Extracted records:
########
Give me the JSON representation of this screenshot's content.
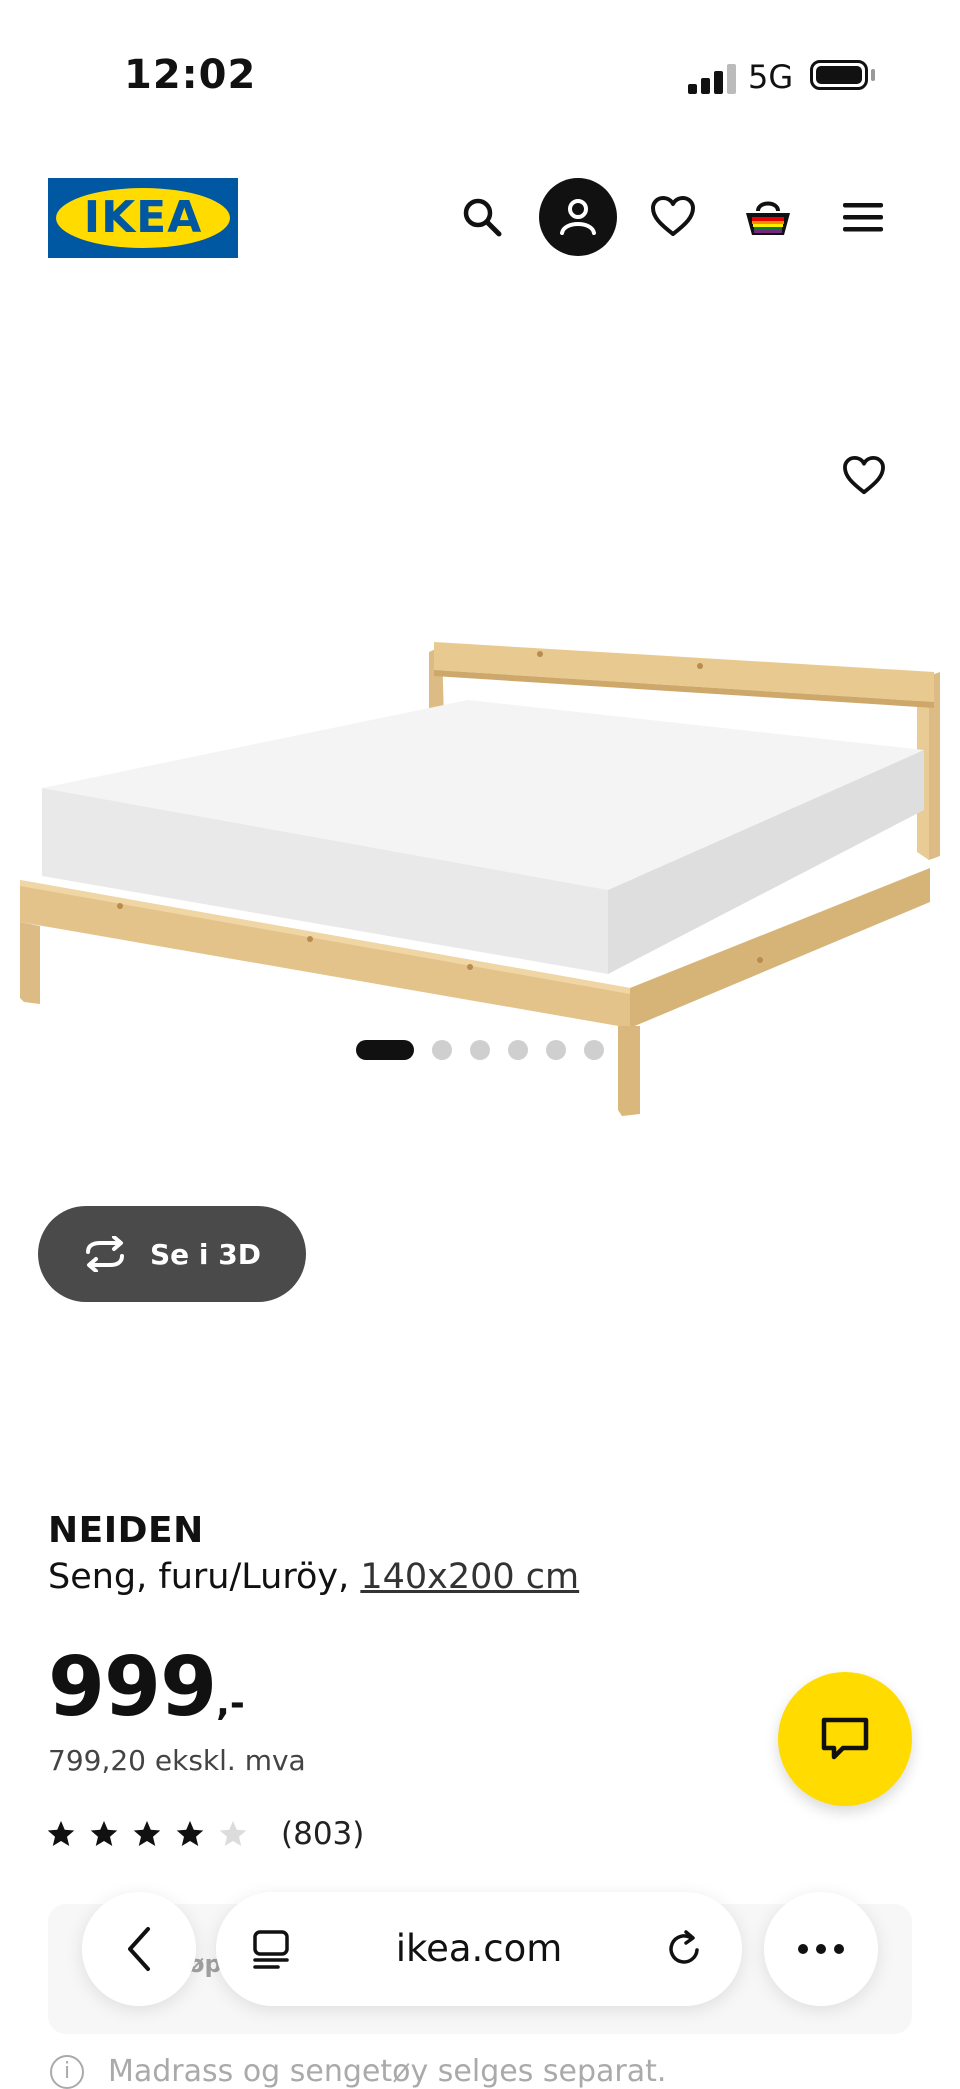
{
  "status": {
    "time": "12:02",
    "network": "5G"
  },
  "header": {
    "logo_text": "IKEA",
    "icons": [
      "search-icon",
      "user-icon",
      "heart-icon",
      "basket-icon",
      "menu-icon"
    ]
  },
  "gallery": {
    "button_3d": "Se i 3D",
    "image_count": 6,
    "active_image": 1
  },
  "product": {
    "name": "NEIDEN",
    "description": "Seng, furu/Luröy, ",
    "size_link": "140x200 cm",
    "price_main": "999",
    "price_decimals": ",-",
    "price_ex_vat": "799,20 ekskl. mva",
    "rating_value": 4,
    "rating_max": 5,
    "review_count": "(803)"
  },
  "below_fold": {
    "card_partial_text": "øp",
    "notice": "Madrass og sengetøy selges separat."
  },
  "browser": {
    "domain": "ikea.com"
  },
  "colors": {
    "ikea_blue": "#0058a3",
    "ikea_yellow": "#ffdb00",
    "dark_button": "#4a4a4a"
  }
}
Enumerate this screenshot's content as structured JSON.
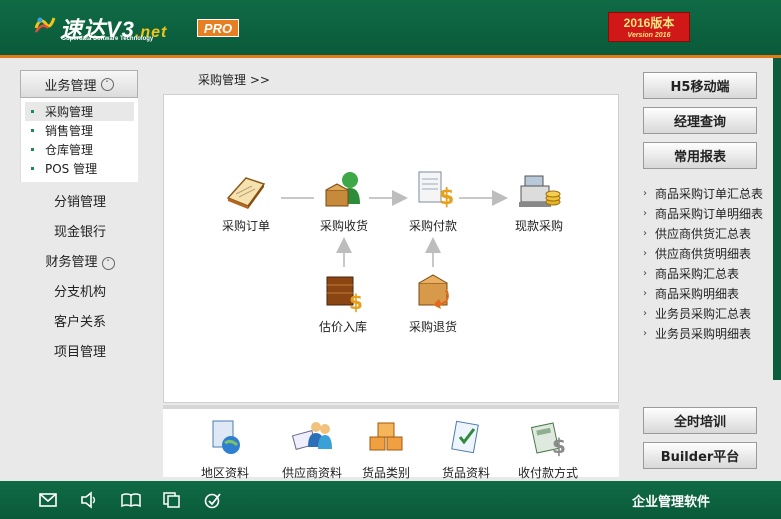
{
  "header": {
    "logo_name": "速达V3",
    "logo_suffix": ".net",
    "logo_subtitle": "Superdata Software Technology",
    "pro_badge": "PRO",
    "version_title": "2016版本",
    "version_sub": "Version 2016",
    "accent_color": "#e07b17",
    "brand_color": "#0f6b45"
  },
  "sidebar": {
    "business_header": "业务管理",
    "sub_items": [
      {
        "label": "采购管理",
        "active": true
      },
      {
        "label": "销售管理"
      },
      {
        "label": "仓库管理"
      },
      {
        "label": "POS 管理"
      }
    ],
    "links": [
      "分销管理",
      "现金银行"
    ],
    "finance": "财务管理",
    "links2": [
      "分支机构",
      "客户关系",
      "项目管理"
    ]
  },
  "breadcrumb": "采购管理  >>",
  "workflow": {
    "nodes": {
      "order": "采购订单",
      "receive": "采购收货",
      "pay": "采购付款",
      "cash": "现款采购",
      "estimate": "估价入库",
      "return": "采购退货"
    },
    "icons": {
      "order": "book-icon",
      "receive": "box-person-icon",
      "pay": "invoice-coin-icon",
      "cash": "cash-register-icon",
      "estimate": "warehouse-coin-icon",
      "return": "return-box-icon"
    }
  },
  "basic_data": {
    "items": [
      "地区资料",
      "供应商资料",
      "货品类别",
      "货品资料",
      "收付款方式"
    ]
  },
  "right_panel": {
    "buttons_top": [
      "H5移动端",
      "经理查询",
      "常用报表"
    ],
    "reports": [
      "商品采购订单汇总表",
      "商品采购订单明细表",
      "供应商供货汇总表",
      "供应商供货明细表",
      "商品采购汇总表",
      "商品采购明细表",
      "业务员采购汇总表",
      "业务员采购明细表"
    ],
    "buttons_bottom": [
      "全时培训",
      "Builder平台"
    ]
  },
  "footer": {
    "title": "企业管理软件",
    "icons": [
      "mail-icon",
      "speaker-icon",
      "book-open-icon",
      "copy-icon",
      "check-circle-icon"
    ]
  }
}
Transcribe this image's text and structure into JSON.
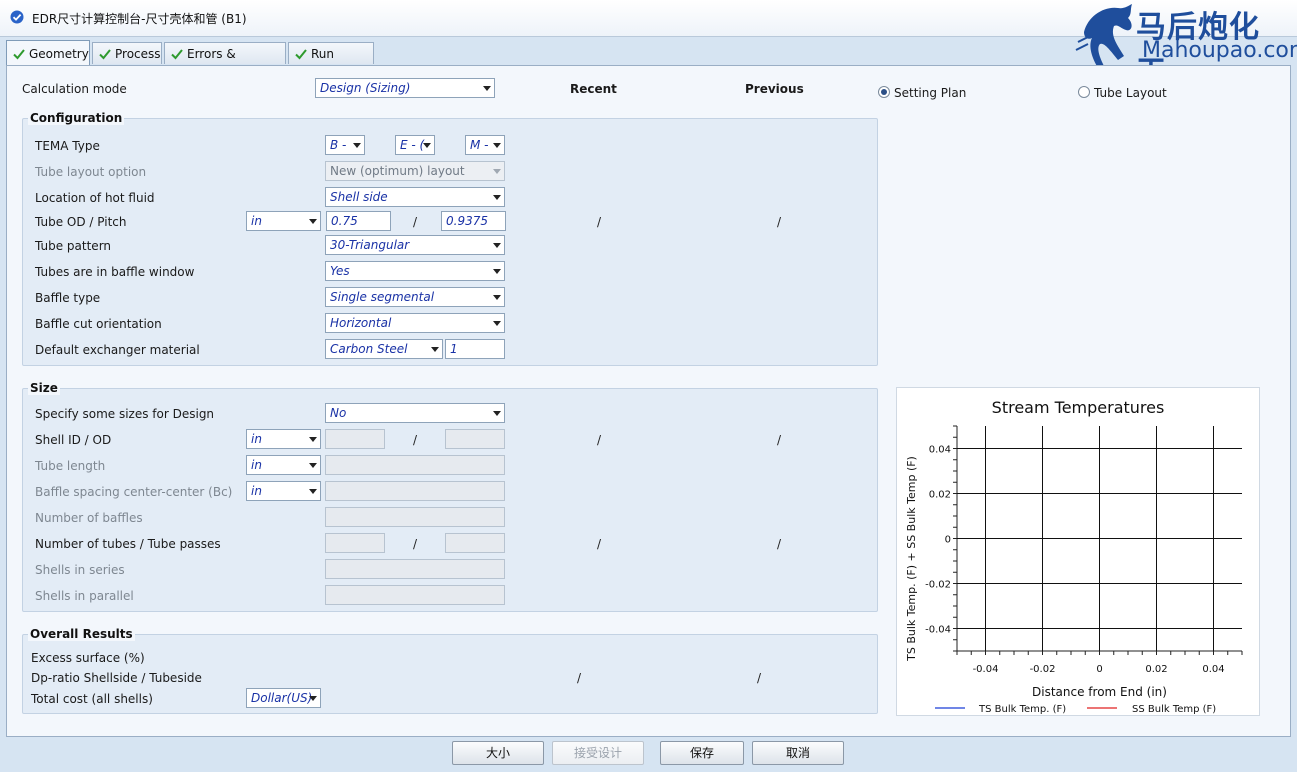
{
  "window": {
    "title": "EDR尺寸计算控制台-尺寸壳体和管 (B1)"
  },
  "logo": {
    "cn": "马后炮化工",
    "en": "Mahoupao.com"
  },
  "tabs": [
    {
      "label": "Geometry"
    },
    {
      "label": "Process"
    },
    {
      "label": "Errors & Warnings"
    },
    {
      "label": "Run Status"
    }
  ],
  "header": {
    "calc_mode_label": "Calculation mode",
    "calc_mode_value": "Design (Sizing)",
    "recent": "Recent",
    "previous": "Previous",
    "radio_setting_plan": "Setting Plan",
    "radio_tube_layout": "Tube Layout"
  },
  "configuration": {
    "title": "Configuration",
    "tema_label": "TEMA Type",
    "tema_front": "B -",
    "tema_shell": "E - (",
    "tema_rear": "M -",
    "tube_layout_label": "Tube layout option",
    "tube_layout_value": "New (optimum) layout",
    "hot_fluid_label": "Location of hot fluid",
    "hot_fluid_value": "Shell side",
    "od_pitch_label": "Tube OD / Pitch",
    "od_pitch_unit": "in",
    "od_value": "0.75",
    "pitch_value": "0.9375",
    "tube_pattern_label": "Tube pattern",
    "tube_pattern_value": "30-Triangular",
    "baffle_window_label": "Tubes are in baffle window",
    "baffle_window_value": "Yes",
    "baffle_type_label": "Baffle type",
    "baffle_type_value": "Single segmental",
    "baffle_cut_label": "Baffle cut orientation",
    "baffle_cut_value": "Horizontal",
    "material_label": "Default exchanger material",
    "material_value": "Carbon Steel",
    "material_code": "1"
  },
  "size": {
    "title": "Size",
    "specify_label": "Specify some sizes for Design",
    "specify_value": "No",
    "shell_id_label": "Shell ID / OD",
    "shell_id_unit": "in",
    "tube_length_label": "Tube length",
    "tube_length_unit": "in",
    "baffle_spacing_label": "Baffle spacing center-center (Bc)",
    "baffle_spacing_unit": "in",
    "num_baffles_label": "Number of baffles",
    "num_tubes_label": "Number of tubes / Tube passes",
    "shells_series_label": "Shells in series",
    "shells_parallel_label": "Shells in parallel"
  },
  "overall": {
    "title": "Overall Results",
    "excess_label": "Excess surface (%)",
    "dp_ratio_label": "Dp-ratio Shellside / Tubeside",
    "cost_label": "Total cost (all shells)",
    "cost_unit": "Dollar(US)"
  },
  "slash": "/",
  "chart_data": {
    "type": "line",
    "title": "Stream Temperatures",
    "xlabel": "Distance from End (in)",
    "ylabel": "TS Bulk Temp. (F) + SS Bulk Temp (F)",
    "xlim": [
      -0.05,
      0.05
    ],
    "ylim": [
      -0.05,
      0.05
    ],
    "xticks": [
      "-0.04",
      "-0.02",
      "0",
      "0.02",
      "0.04"
    ],
    "yticks": [
      "0.04",
      "0.02",
      "0",
      "-0.02",
      "-0.04"
    ],
    "grid": true,
    "legend_position": "bottom",
    "series": [
      {
        "name": "TS Bulk Temp. (F)",
        "color": "#1a3fd6",
        "x": [],
        "y": []
      },
      {
        "name": "SS Bulk Temp (F)",
        "color": "#e02020",
        "x": [],
        "y": []
      }
    ]
  },
  "buttons": {
    "size": "大小",
    "accept": "接受设计",
    "save": "保存",
    "cancel": "取消"
  }
}
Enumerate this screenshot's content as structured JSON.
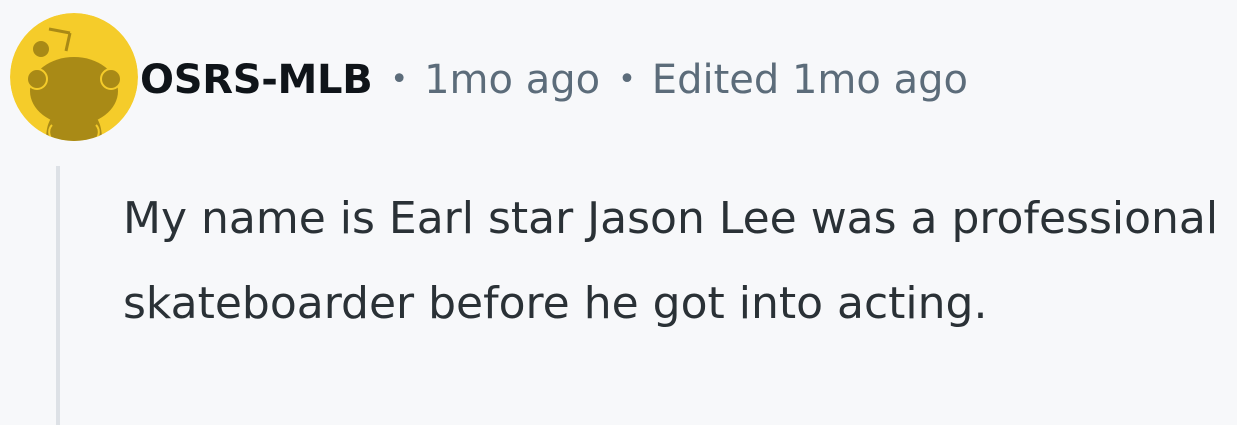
{
  "comment": {
    "username": "OSRS-MLB",
    "separator": "•",
    "timestamp": "1mo ago",
    "edited_label": "Edited 1mo ago",
    "body": "My name is Earl star Jason Lee was a professional skateboarder before he got into acting."
  },
  "avatar": {
    "icon": "snoo-avatar-icon",
    "background_color": "#f5cc2a",
    "figure_color": "#a98a16"
  }
}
########
■ Directive:
From start to finish, output the listing exactly, but omit its pictures.

■ Answer below:
Give me the JSON representation of this screenshot's content.
{
  "status": {
    "time": "12:02",
    "network": "5G"
  },
  "header": {
    "logo_text": "IKEA",
    "icons": [
      "search-icon",
      "user-icon",
      "heart-icon",
      "basket-icon",
      "menu-icon"
    ]
  },
  "gallery": {
    "button_3d": "Se i 3D",
    "image_count": 6,
    "active_image": 1
  },
  "product": {
    "name": "NEIDEN",
    "description": "Seng, furu/Luröy, ",
    "size_link": "140x200 cm",
    "price_main": "999",
    "price_decimals": ",-",
    "price_ex_vat": "799,20 ekskl. mva",
    "rating_value": 4,
    "rating_max": 5,
    "review_count": "(803)"
  },
  "below_fold": {
    "card_partial_text": "øp",
    "notice": "Madrass og sengetøy selges separat."
  },
  "browser": {
    "domain": "ikea.com"
  },
  "colors": {
    "ikea_blue": "#0058a3",
    "ikea_yellow": "#ffdb00",
    "dark_button": "#4a4a4a"
  }
}
Enumerate this screenshot's content as structured JSON.
{
  "header": {
    "logo_name": "速达V3",
    "logo_suffix": ".net",
    "logo_subtitle": "Superdata Software Technology",
    "pro_badge": "PRO",
    "version_title": "2016版本",
    "version_sub": "Version 2016",
    "accent_color": "#e07b17",
    "brand_color": "#0f6b45"
  },
  "sidebar": {
    "business_header": "业务管理",
    "sub_items": [
      {
        "label": "采购管理",
        "active": true
      },
      {
        "label": "销售管理"
      },
      {
        "label": "仓库管理"
      },
      {
        "label": "POS 管理"
      }
    ],
    "links": [
      "分销管理",
      "现金银行"
    ],
    "finance": "财务管理",
    "links2": [
      "分支机构",
      "客户关系",
      "项目管理"
    ]
  },
  "breadcrumb": "采购管理  >>",
  "workflow": {
    "nodes": {
      "order": "采购订单",
      "receive": "采购收货",
      "pay": "采购付款",
      "cash": "现款采购",
      "estimate": "估价入库",
      "return": "采购退货"
    },
    "icons": {
      "order": "book-icon",
      "receive": "box-person-icon",
      "pay": "invoice-coin-icon",
      "cash": "cash-register-icon",
      "estimate": "warehouse-coin-icon",
      "return": "return-box-icon"
    }
  },
  "basic_data": {
    "items": [
      "地区资料",
      "供应商资料",
      "货品类别",
      "货品资料",
      "收付款方式"
    ]
  },
  "right_panel": {
    "buttons_top": [
      "H5移动端",
      "经理查询",
      "常用报表"
    ],
    "reports": [
      "商品采购订单汇总表",
      "商品采购订单明细表",
      "供应商供货汇总表",
      "供应商供货明细表",
      "商品采购汇总表",
      "商品采购明细表",
      "业务员采购汇总表",
      "业务员采购明细表"
    ],
    "buttons_bottom": [
      "全时培训",
      "Builder平台"
    ]
  },
  "footer": {
    "title": "企业管理软件",
    "icons": [
      "mail-icon",
      "speaker-icon",
      "book-open-icon",
      "copy-icon",
      "check-circle-icon"
    ]
  }
}
Transcribe this image's text and structure into JSON.
{
  "window": {
    "title": "EDR尺寸计算控制台-尺寸壳体和管 (B1)"
  },
  "logo": {
    "cn": "马后炮化工",
    "en": "Mahoupao.com"
  },
  "tabs": [
    {
      "label": "Geometry"
    },
    {
      "label": "Process"
    },
    {
      "label": "Errors & Warnings"
    },
    {
      "label": "Run Status"
    }
  ],
  "header": {
    "calc_mode_label": "Calculation mode",
    "calc_mode_value": "Design (Sizing)",
    "recent": "Recent",
    "previous": "Previous",
    "radio_setting_plan": "Setting Plan",
    "radio_tube_layout": "Tube Layout"
  },
  "configuration": {
    "title": "Configuration",
    "tema_label": "TEMA Type",
    "tema_front": "B -",
    "tema_shell": "E - (",
    "tema_rear": "M -",
    "tube_layout_label": "Tube layout option",
    "tube_layout_value": "New (optimum) layout",
    "hot_fluid_label": "Location of hot fluid",
    "hot_fluid_value": "Shell side",
    "od_pitch_label": "Tube OD / Pitch",
    "od_pitch_unit": "in",
    "od_value": "0.75",
    "pitch_value": "0.9375",
    "tube_pattern_label": "Tube pattern",
    "tube_pattern_value": "30-Triangular",
    "baffle_window_label": "Tubes are in baffle window",
    "baffle_window_value": "Yes",
    "baffle_type_label": "Baffle type",
    "baffle_type_value": "Single segmental",
    "baffle_cut_label": "Baffle cut orientation",
    "baffle_cut_value": "Horizontal",
    "material_label": "Default exchanger material",
    "material_value": "Carbon Steel",
    "material_code": "1"
  },
  "size": {
    "title": "Size",
    "specify_label": "Specify some sizes for Design",
    "specify_value": "No",
    "shell_id_label": "Shell ID / OD",
    "shell_id_unit": "in",
    "tube_length_label": "Tube length",
    "tube_length_unit": "in",
    "baffle_spacing_label": "Baffle spacing center-center (Bc)",
    "baffle_spacing_unit": "in",
    "num_baffles_label": "Number of baffles",
    "num_tubes_label": "Number of tubes / Tube passes",
    "shells_series_label": "Shells in series",
    "shells_parallel_label": "Shells in parallel"
  },
  "overall": {
    "title": "Overall Results",
    "excess_label": "Excess surface (%)",
    "dp_ratio_label": "Dp-ratio Shellside / Tubeside",
    "cost_label": "Total cost (all shells)",
    "cost_unit": "Dollar(US)"
  },
  "slash": "/",
  "chart_data": {
    "type": "line",
    "title": "Stream Temperatures",
    "xlabel": "Distance from End (in)",
    "ylabel": "TS Bulk Temp. (F) + SS Bulk Temp (F)",
    "xlim": [
      -0.05,
      0.05
    ],
    "ylim": [
      -0.05,
      0.05
    ],
    "xticks": [
      "-0.04",
      "-0.02",
      "0",
      "0.02",
      "0.04"
    ],
    "yticks": [
      "0.04",
      "0.02",
      "0",
      "-0.02",
      "-0.04"
    ],
    "grid": true,
    "legend_position": "bottom",
    "series": [
      {
        "name": "TS Bulk Temp. (F)",
        "color": "#1a3fd6",
        "x": [],
        "y": []
      },
      {
        "name": "SS Bulk Temp (F)",
        "color": "#e02020",
        "x": [],
        "y": []
      }
    ]
  },
  "buttons": {
    "size": "大小",
    "accept": "接受设计",
    "save": "保存",
    "cancel": "取消"
  }
}
Enumerate this screenshot's content as structured JSON.
{
  "comment": {
    "username": "OSRS-MLB",
    "separator": "•",
    "timestamp": "1mo ago",
    "edited_label": "Edited 1mo ago",
    "body": "My name is Earl star Jason Lee was a professional skateboarder before he got into acting."
  },
  "avatar": {
    "icon": "snoo-avatar-icon",
    "background_color": "#f5cc2a",
    "figure_color": "#a98a16"
  }
}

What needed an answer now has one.